■ **Task brief**: Look for the string "Applicant" and copy every line that has it.

■ **Dataset entries**:
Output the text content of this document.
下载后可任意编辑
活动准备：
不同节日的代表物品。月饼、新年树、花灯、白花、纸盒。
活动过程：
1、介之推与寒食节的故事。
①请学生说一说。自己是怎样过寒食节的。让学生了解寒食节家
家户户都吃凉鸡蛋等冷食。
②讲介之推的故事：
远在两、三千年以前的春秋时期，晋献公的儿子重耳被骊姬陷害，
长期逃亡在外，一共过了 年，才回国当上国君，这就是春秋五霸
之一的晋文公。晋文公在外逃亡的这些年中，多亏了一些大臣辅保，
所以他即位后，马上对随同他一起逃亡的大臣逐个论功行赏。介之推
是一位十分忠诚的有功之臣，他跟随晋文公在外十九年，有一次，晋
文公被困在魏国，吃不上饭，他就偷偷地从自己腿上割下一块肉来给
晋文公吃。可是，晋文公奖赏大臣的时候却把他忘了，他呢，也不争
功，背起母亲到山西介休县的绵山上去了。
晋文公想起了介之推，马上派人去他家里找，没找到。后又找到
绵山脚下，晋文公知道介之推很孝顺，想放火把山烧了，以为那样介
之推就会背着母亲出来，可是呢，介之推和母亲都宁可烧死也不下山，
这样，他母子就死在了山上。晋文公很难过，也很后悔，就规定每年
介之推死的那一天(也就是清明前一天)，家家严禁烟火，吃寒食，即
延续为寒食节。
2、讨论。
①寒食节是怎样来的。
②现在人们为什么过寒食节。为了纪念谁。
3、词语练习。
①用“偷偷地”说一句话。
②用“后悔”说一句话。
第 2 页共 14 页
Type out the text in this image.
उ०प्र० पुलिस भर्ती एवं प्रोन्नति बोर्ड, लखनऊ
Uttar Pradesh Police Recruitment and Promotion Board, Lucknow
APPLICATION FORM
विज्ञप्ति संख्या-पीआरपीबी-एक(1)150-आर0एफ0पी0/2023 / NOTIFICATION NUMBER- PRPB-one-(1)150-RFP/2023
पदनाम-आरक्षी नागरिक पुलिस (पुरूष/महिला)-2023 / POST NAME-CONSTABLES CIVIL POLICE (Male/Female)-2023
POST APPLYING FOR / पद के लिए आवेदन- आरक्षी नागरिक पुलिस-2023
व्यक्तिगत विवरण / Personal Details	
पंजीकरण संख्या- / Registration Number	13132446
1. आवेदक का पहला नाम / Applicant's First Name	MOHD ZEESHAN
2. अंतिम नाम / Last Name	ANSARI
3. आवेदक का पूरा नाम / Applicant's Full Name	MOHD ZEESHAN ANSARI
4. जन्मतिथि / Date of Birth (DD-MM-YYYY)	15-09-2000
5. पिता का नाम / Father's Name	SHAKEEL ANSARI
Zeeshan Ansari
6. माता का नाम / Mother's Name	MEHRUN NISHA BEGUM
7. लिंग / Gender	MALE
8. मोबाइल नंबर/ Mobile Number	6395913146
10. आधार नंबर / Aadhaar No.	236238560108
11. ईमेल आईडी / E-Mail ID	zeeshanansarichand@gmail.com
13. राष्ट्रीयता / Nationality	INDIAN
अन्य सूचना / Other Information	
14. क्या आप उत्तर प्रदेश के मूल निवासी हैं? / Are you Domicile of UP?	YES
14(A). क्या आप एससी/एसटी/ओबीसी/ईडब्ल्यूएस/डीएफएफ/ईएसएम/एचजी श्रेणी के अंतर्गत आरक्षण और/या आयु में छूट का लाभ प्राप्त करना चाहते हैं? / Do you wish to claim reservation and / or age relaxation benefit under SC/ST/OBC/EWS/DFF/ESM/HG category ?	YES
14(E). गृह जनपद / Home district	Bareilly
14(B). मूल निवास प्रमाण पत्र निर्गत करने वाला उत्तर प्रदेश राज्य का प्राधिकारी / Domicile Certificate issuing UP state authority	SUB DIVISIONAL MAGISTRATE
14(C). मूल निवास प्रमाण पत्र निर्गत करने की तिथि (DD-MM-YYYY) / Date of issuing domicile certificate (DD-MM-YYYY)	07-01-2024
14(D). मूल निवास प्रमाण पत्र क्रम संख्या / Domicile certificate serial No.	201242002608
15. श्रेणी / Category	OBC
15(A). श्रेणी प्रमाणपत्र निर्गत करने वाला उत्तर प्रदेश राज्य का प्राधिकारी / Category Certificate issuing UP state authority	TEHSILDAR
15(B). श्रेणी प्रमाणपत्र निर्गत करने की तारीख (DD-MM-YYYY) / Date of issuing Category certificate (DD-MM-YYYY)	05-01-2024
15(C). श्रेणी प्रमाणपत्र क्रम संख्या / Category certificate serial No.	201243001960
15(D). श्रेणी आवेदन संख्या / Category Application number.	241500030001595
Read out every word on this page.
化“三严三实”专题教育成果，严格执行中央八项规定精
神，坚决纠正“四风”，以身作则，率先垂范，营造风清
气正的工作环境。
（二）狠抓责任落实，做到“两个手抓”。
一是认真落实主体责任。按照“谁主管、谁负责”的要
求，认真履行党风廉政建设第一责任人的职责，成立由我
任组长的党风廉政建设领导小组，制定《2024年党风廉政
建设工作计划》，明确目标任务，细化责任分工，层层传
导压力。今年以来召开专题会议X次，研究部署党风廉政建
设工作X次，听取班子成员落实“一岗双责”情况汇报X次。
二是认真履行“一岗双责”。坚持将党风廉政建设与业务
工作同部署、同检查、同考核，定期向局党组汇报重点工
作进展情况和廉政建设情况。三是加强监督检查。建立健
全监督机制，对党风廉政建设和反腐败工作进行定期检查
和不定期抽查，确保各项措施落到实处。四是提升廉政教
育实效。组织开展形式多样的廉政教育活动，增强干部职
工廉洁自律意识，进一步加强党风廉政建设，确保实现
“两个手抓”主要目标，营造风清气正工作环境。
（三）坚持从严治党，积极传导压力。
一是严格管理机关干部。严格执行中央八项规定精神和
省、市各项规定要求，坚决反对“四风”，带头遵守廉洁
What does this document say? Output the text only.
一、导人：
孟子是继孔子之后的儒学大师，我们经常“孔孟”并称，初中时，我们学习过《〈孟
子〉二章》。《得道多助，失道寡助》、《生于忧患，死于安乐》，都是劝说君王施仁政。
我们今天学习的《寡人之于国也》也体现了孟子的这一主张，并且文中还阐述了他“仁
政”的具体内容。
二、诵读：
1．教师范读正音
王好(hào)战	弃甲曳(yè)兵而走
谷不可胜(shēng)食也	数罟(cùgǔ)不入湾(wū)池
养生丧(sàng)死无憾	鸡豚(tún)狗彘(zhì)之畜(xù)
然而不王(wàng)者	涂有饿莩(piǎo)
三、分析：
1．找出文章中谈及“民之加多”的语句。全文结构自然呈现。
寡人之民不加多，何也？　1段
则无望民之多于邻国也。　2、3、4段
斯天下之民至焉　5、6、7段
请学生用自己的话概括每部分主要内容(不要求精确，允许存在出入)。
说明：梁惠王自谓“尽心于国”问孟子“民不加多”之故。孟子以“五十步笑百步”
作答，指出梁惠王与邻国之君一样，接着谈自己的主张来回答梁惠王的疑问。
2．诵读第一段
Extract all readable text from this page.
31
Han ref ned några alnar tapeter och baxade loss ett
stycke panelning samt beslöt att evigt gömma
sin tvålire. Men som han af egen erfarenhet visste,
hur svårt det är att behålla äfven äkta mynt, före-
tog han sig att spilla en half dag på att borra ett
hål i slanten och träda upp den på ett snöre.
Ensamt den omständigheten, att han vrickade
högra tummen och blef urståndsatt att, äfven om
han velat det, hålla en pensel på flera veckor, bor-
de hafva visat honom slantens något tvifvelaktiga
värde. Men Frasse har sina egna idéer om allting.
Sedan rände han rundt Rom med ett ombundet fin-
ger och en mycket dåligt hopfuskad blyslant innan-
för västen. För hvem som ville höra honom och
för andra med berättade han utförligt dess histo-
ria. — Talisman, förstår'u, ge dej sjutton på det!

■ **Exercise result**:
1. आवेदक का पहला नाम / Applicant's First Name	MOHD ZEESHAN
3. आवेदक का पूरा नाम / Applicant's Full Name	MOHD ZEESHAN ANSARI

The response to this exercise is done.